[Stored records]
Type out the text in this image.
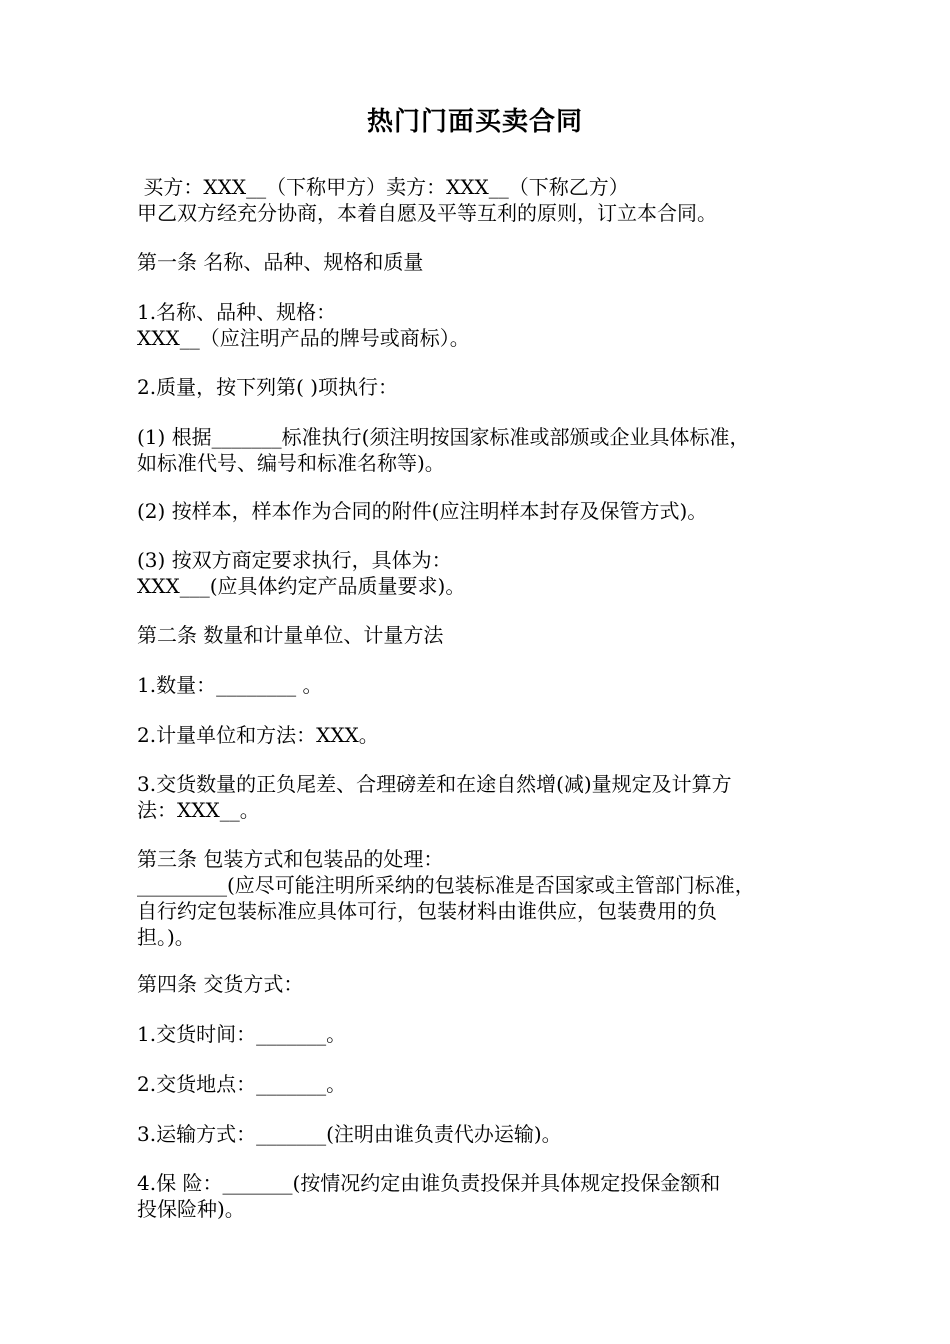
热门门面买卖合同
买方：XXX__（下称甲方）卖方：XXX__（下称乙方）
甲乙双方经充分协商，本着自愿及平等互利的原则，订立本合同。
第一条 名称、品种、规格和质量
1.名称、品种、规格：
XXX__（应注明产品的牌号或商标）。
2.质量，按下列第( )项执行：
(1) 根据_______标准执行(须注明按国家标准或部颁或企业具体标准，
如标准代号、编号和标准名称等)。
(2) 按样本，样本作为合同的附件(应注明样本封存及保管方式)。
(3) 按双方商定要求执行，具体为：
XXX___(应具体约定产品质量要求)。
第二条 数量和计量单位、计量方法
1.数量：________ 。
2.计量单位和方法：XXX。
3.交货数量的正负尾差、合理磅差和在途自然增(减)量规定及计算方
法：XXX__。
第三条 包装方式和包装品的处理：
_________(应尽可能注明所采纳的包装标准是否国家或主管部门标准，
自行约定包装标准应具体可行，包装材料由谁供应，包装费用的负
担。)。
第四条 交货方式：
1.交货时间：_______。
2.交货地点：_______。
3.运输方式：_______(注明由谁负责代办运输)。
4.保 险：_______(按情况约定由谁负责投保并具体规定投保金额和
投保险种)。
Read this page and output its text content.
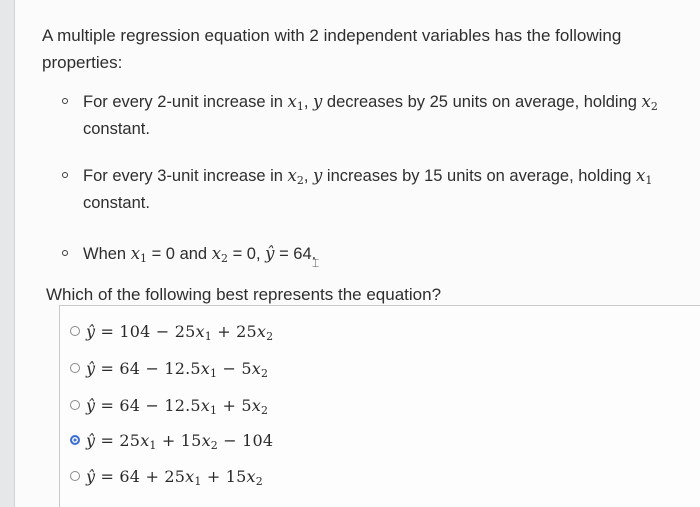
A multiple regression equation with 2 independent variables has the following properties:

For every 2-unit increase in $x_1$, y decreases by 25 units on average, holding $x_2$
constant.
For every 3-unit increase in $x_2$, y increases by 15 units on average, holding $x_1$
constant.
When $x_1 = 0$ and $x_2 = 0$, ŷ = 64.

Which of the following best represents the equation?

ŷ = $104 - 25x_1 + 25x_2$
ŷ = $64 - 12.5x_1 - 5x_2$
ŷ = $64 - 12.5x_1 + 5x_2$
ŷ = $25x_1 + 15x_2 - 104$
ŷ = $64 + 25x_1 + 15x_2$
⌶
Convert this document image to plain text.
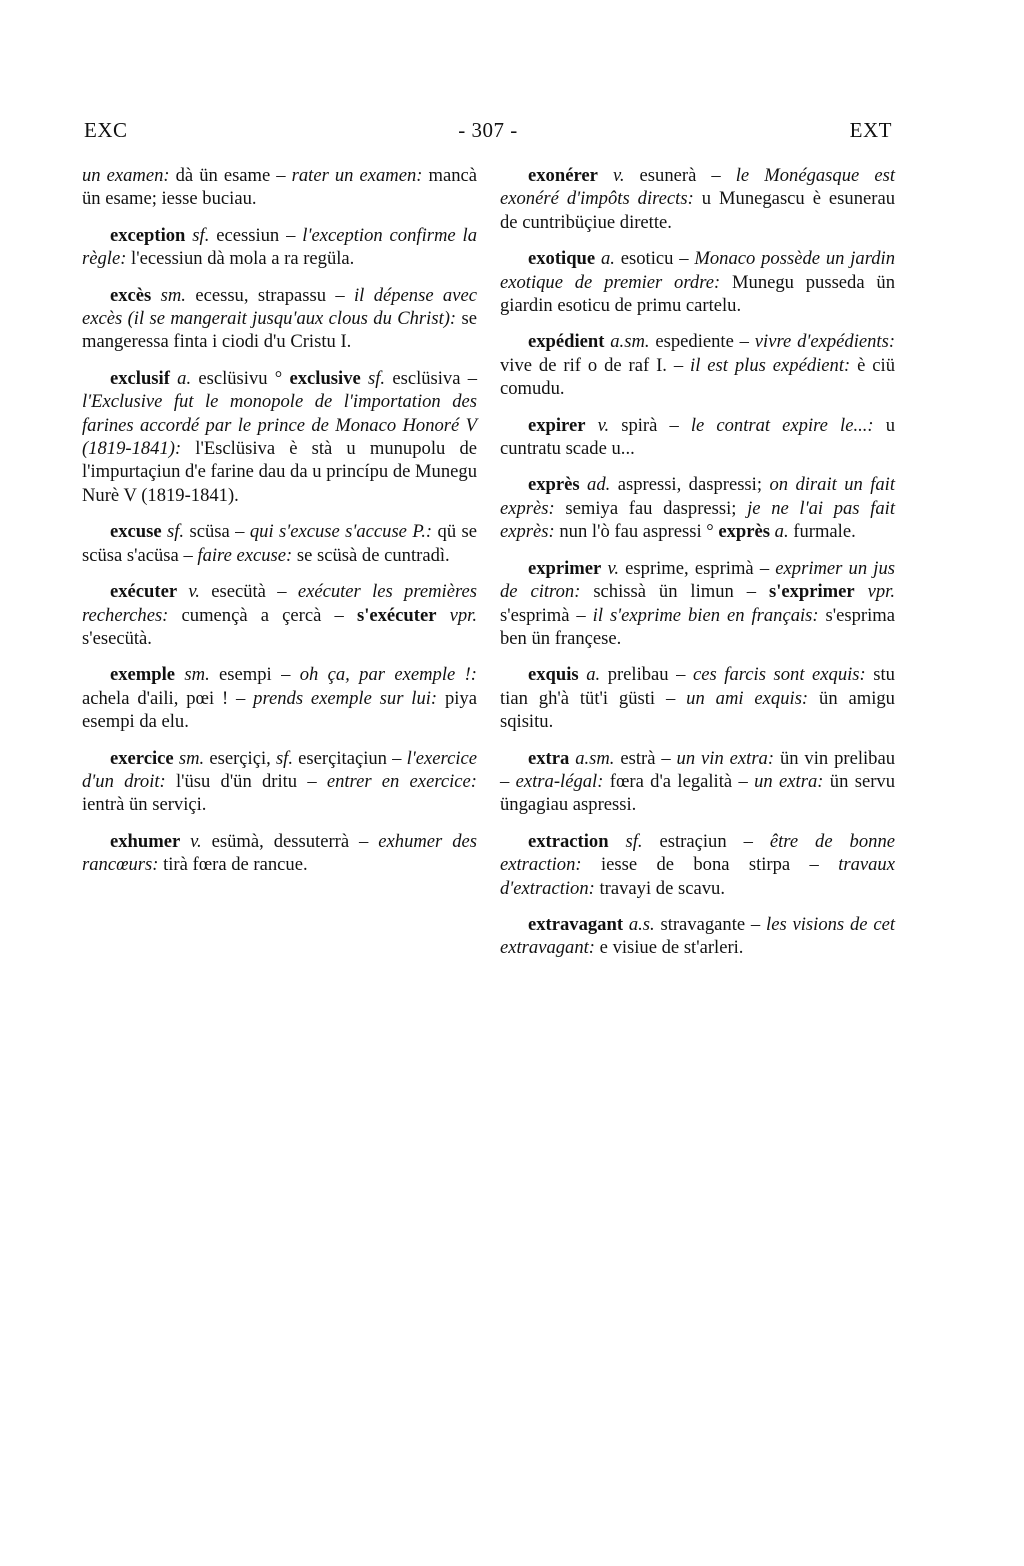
EXC	- 307 -	EXT

un examen: dà ün esame – rater un examen: mancà ün esame; iesse buciau.

exception sf. ecessiun – l'exception confirme la règle: l'ecessiun dà mola a ra regüla.

excès sm. ecessu, strapassu – il dépense avec excès (il se mangerait jusqu'aux clous du Christ): se mangeressa finta i ciodi d'u Cristu I.

exclusif a. esclüsivu ° exclusive sf. esclüsiva – l'Exclusive fut le monopole de l'importation des farines accordé par le prince de Monaco Honoré V (1819-1841): l'Esclüsiva è stà u munupolu de l'impurtaçiun d'e farine dau da u princípu de Munegu Nurè V (1819-1841).

excuse sf. scüsa – qui s'excuse s'accuse P.: qü se scüsa s'acüsa – faire excuse: se scüsà de cuntradì.

exécuter v. esecütà – exécuter les premières recherches: cumençà a çercà – s'exécuter vpr. s'esecütà.

exemple sm. esempi – oh ça, par exemple !: achela d'aili, pœi ! – prends exemple sur lui: piya esempi da elu.

exercice sm. eserçiçi, sf. eserçitaçiun – l'exercice d'un droit: l'üsu d'ün dritu – entrer en exercice: ientrà ün serviçi.

exhumer v. esümà, dessuterrà – exhumer des rancœurs: tirà fœra de rancue.

exonérer v. esunerà – le Monégasque est exonéré d'impôts directs: u Munegascu è esunerau de cuntribüçiue dirette.

exotique a. esoticu – Monaco possède un jardin exotique de premier ordre: Munegu pusseda ün giardin esoticu de primu cartelu.

expédient a.sm. espediente – vivre d'expédients: vive de rif o de raf I. – il est plus expédient: è ciü comudu.

expirer v. spirà – le contrat expire le...: u cuntratu scade u...

exprès ad. aspressi, daspressi; on dirait un fait exprès: semiya fau daspressi; je ne l'ai pas fait exprès: nun l'ò fau aspressi ° exprès a. furmale.

exprimer v. esprime, esprimà – exprimer un jus de citron: schissà ün limun – s'exprimer vpr. s'esprimà – il s'exprime bien en français: s'esprima ben ün françese.

exquis a. prelibau – ces farcis sont exquis: stu tian gh'à tüt'i güsti – un ami exquis: ün amigu sqisitu.

extra a.sm. estrà – un vin extra: ün vin prelibau – extra-légal: fœra d'a legalità – un extra: ün servu üngagiau aspressi.

extraction sf. estraçiun – être de bonne extraction: iesse de bona stirpa – travaux d'extraction: travayi de scavu.

extravagant a.s. stravagante – les visions de cet extravagant: e visiue de st'arleri.
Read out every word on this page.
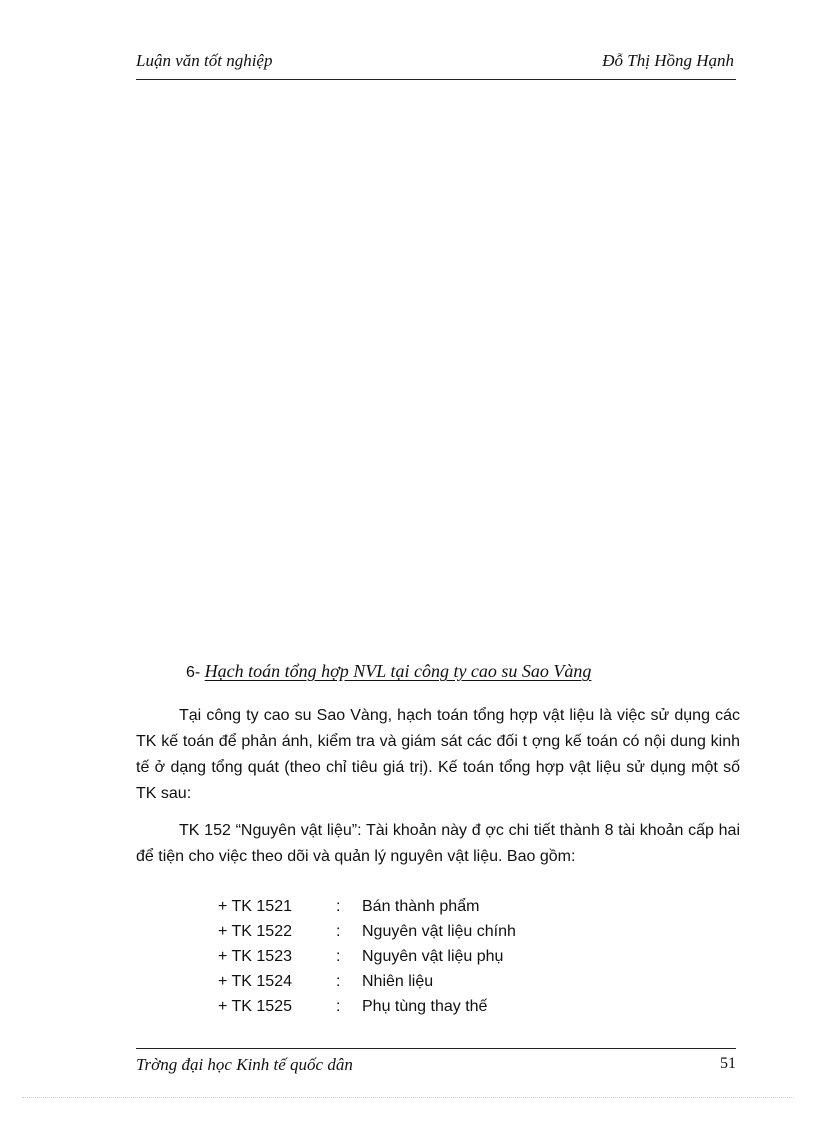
Luận văn tốt nghiệp	Đỗ Thị Hồng Hạnh
6- Hạch toán tổng hợp NVL tại công ty cao su Sao Vàng

Tại công ty cao su Sao Vàng, hạch toán tổng hợp vật liệu là việc sử dụng các TK kế toán để phản ánh, kiểm tra và giám sát các đối t ợng kế toán có nội dung kinh tế ở dạng tổng quát (theo chỉ tiêu giá trị). Kế toán tổng hợp vật liệu sử dụng một số TK sau:

TK 152 “Nguyên vật liệu”: Tài khoản này đ ợc chi tiết thành 8 tài khoản cấp hai để tiện cho việc theo dõi và quản lý nguyên vật liệu. Bao gồm:

+ TK 1521	:	Bán thành phẩm
+ TK 1522	:	Nguyên vật liệu chính
+ TK 1523	:	Nguyên vật liệu phụ
+ TK 1524	:	Nhiên liệu
+ TK 1525	:	Phụ tùng thay thế
Trờng đại học Kinh tế quốc dân	51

§ **WHAT THE TASK ASKS**: Select and copy every line of the listing with the word "toán".

§ **COMPLETED EXERCISE**:
6- Hạch toán tổng hợp NVL tại công ty cao su Sao Vàng
Tại công ty cao su Sao Vàng, hạch toán tổng hợp vật liệu là việc sử dụng các TK kế toán để phản ánh, kiểm tra và giám sát các đối t ợng kế toán có nội dung kinh tế ở dạng tổng quát (theo chỉ tiêu giá trị). Kế toán tổng hợp vật liệu sử dụng một số TK sau:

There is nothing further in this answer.